- Items from a data source -

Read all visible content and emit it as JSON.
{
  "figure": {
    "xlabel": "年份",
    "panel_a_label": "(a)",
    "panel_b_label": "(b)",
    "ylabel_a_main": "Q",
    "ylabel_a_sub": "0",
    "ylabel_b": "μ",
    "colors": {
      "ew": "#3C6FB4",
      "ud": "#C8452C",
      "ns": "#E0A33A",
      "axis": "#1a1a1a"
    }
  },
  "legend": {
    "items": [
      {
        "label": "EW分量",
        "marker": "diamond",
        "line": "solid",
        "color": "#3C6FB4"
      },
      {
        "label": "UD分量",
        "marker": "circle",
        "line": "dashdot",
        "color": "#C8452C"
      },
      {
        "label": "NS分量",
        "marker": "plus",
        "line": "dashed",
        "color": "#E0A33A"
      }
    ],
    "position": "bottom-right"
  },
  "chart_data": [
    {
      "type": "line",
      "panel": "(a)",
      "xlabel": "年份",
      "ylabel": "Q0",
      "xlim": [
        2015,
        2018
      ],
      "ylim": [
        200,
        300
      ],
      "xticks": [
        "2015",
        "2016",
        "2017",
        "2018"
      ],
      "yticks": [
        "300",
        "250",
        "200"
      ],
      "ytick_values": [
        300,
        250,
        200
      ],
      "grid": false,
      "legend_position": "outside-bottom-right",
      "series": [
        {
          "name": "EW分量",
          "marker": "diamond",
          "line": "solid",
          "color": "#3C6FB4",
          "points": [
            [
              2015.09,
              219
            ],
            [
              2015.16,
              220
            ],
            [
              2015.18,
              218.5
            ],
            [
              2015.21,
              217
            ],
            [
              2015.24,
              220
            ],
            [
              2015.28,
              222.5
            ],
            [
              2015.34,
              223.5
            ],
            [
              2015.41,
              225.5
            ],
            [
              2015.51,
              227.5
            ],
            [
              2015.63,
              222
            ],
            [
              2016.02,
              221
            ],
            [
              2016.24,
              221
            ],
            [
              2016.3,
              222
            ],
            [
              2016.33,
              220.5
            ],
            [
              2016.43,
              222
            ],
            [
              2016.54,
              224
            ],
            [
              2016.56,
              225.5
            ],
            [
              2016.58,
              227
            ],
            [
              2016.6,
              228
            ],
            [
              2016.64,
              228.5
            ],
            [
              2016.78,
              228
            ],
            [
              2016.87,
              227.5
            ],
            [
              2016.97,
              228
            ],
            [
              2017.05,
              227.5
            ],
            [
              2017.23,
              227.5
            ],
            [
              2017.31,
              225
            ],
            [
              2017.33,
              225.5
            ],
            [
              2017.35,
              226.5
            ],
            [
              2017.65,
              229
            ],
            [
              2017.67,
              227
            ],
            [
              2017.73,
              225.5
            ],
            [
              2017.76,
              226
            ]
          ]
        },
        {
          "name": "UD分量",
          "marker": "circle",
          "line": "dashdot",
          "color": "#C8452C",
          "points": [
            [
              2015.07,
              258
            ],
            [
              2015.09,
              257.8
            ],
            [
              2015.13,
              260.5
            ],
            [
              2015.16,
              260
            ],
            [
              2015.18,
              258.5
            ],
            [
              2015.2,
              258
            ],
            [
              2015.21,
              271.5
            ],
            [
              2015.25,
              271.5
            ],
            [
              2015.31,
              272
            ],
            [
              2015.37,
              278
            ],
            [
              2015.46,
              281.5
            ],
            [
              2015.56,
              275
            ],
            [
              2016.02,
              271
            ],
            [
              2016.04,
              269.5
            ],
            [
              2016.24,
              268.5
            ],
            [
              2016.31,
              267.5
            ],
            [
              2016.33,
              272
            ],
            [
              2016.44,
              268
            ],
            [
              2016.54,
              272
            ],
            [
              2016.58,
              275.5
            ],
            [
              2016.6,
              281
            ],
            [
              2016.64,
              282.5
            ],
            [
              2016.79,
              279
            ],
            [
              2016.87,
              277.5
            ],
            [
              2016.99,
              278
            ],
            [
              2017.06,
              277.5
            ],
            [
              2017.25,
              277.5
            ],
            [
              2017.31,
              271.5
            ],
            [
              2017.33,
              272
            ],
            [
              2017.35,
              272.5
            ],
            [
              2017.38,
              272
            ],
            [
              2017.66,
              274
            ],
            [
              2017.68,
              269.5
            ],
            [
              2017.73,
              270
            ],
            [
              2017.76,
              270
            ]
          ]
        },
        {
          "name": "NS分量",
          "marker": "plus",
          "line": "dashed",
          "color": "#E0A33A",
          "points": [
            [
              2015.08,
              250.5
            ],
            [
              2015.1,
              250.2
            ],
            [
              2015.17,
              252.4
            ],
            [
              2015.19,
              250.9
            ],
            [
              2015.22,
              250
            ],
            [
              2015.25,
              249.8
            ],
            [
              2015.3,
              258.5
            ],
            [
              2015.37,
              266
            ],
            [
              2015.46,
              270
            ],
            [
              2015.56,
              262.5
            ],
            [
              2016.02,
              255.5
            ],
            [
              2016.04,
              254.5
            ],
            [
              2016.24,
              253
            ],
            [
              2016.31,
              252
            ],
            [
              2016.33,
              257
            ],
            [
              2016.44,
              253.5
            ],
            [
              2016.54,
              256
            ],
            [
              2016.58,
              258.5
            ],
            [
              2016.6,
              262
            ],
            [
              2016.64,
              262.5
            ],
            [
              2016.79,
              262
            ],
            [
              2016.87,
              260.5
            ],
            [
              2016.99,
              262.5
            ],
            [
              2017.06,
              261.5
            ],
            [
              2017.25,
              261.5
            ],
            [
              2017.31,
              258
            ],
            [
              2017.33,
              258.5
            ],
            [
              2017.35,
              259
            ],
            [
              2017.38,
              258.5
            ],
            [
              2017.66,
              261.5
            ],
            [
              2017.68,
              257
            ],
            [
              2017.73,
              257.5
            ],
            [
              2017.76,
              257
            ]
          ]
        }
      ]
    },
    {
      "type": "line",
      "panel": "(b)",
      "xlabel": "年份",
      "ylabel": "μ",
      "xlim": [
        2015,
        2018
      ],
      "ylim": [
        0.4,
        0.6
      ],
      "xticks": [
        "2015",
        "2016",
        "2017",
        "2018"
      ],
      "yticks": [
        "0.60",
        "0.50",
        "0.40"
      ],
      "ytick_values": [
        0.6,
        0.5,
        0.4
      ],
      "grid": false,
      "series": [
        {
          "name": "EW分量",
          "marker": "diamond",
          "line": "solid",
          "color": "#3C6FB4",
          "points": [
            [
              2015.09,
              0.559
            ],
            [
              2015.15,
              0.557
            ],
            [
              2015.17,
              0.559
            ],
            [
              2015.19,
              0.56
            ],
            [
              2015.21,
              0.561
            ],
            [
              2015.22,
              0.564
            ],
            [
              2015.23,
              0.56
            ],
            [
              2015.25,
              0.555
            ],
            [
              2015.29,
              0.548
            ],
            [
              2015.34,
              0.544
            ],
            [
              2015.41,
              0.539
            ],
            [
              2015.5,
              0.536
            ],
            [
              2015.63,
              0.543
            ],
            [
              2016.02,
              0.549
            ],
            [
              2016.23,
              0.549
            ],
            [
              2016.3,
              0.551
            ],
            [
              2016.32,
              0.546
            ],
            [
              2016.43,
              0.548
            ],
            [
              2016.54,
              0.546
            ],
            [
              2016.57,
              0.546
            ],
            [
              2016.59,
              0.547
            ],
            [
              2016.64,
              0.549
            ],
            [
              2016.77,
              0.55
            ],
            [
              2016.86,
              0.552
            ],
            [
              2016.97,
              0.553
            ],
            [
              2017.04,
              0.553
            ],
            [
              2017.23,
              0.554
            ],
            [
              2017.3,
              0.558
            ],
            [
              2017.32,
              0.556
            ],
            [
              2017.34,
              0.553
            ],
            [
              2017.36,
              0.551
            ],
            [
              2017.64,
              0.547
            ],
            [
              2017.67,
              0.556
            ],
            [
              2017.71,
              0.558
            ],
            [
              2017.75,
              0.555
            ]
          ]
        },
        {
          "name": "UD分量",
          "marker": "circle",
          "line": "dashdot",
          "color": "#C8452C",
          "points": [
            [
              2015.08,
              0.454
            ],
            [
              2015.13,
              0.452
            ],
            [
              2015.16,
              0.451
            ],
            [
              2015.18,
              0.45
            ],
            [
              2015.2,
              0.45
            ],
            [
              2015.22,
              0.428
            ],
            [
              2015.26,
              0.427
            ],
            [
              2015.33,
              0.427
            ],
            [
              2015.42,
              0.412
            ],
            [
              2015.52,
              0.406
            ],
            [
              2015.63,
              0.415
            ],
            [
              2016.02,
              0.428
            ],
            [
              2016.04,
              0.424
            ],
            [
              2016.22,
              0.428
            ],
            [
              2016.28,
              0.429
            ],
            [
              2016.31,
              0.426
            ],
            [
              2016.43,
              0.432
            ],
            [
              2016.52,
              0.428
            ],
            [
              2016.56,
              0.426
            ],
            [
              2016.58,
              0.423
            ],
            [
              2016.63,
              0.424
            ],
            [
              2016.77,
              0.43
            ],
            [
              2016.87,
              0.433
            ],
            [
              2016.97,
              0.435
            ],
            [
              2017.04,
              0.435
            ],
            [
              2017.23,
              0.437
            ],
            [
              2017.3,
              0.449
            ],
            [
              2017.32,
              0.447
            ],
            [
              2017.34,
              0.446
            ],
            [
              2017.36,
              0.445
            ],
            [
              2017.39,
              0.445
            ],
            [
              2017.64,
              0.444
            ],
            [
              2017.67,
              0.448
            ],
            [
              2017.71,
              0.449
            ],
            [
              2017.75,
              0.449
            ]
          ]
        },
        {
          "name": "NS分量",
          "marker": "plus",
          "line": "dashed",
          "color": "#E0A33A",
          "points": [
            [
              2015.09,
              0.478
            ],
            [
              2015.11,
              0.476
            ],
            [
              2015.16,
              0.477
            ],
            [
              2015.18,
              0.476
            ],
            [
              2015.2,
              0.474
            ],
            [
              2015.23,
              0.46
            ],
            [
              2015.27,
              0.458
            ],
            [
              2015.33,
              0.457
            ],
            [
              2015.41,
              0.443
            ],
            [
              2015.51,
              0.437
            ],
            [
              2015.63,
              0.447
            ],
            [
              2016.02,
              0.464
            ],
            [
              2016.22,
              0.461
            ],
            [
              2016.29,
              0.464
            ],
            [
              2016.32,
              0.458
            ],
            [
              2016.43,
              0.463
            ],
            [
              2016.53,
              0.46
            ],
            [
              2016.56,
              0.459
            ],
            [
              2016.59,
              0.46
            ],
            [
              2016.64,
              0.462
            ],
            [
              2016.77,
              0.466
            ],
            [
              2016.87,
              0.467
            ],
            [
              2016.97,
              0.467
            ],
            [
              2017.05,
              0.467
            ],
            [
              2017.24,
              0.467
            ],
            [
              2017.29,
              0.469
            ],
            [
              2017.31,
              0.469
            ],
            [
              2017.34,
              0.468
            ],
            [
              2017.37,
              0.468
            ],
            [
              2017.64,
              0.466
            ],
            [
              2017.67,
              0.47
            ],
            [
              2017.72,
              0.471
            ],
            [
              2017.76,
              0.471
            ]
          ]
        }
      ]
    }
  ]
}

- WHAT IS REQUIRED -
Where a line of the entries contains the word "right", copy that line.

- SOLUTION TO THIS PROBLEM -
    "position": "bottom-right"
      "legend_position": "outside-bottom-right",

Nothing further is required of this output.